Excerpts from a figure dataset
^^^^^^^^

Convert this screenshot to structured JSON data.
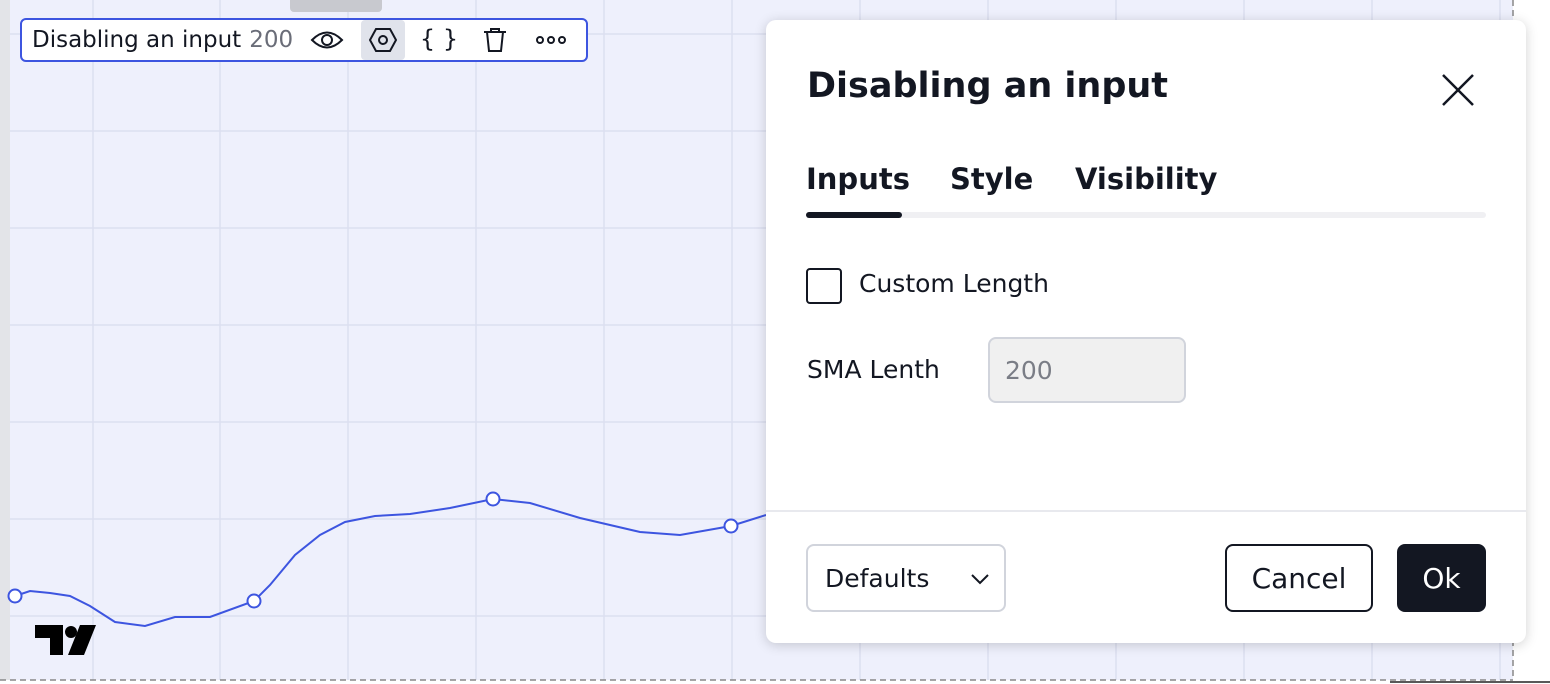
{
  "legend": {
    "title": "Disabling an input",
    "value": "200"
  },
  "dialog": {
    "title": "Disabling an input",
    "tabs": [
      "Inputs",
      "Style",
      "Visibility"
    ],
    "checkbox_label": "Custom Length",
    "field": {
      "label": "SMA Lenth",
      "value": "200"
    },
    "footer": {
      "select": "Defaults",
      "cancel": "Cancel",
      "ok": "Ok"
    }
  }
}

^^^^^^^^

(Prompt) Without the pictures, output the full listing exactly as it stands.

(Written answer)
Convert this screenshot to structured JSON data.
{
  "legend": {
    "title": "Disabling an input",
    "value": "200"
  },
  "dialog": {
    "title": "Disabling an input",
    "tabs": [
      "Inputs",
      "Style",
      "Visibility"
    ],
    "checkbox_label": "Custom Length",
    "field": {
      "label": "SMA Lenth",
      "value": "200"
    },
    "footer": {
      "select": "Defaults",
      "cancel": "Cancel",
      "ok": "Ok"
    }
  }
}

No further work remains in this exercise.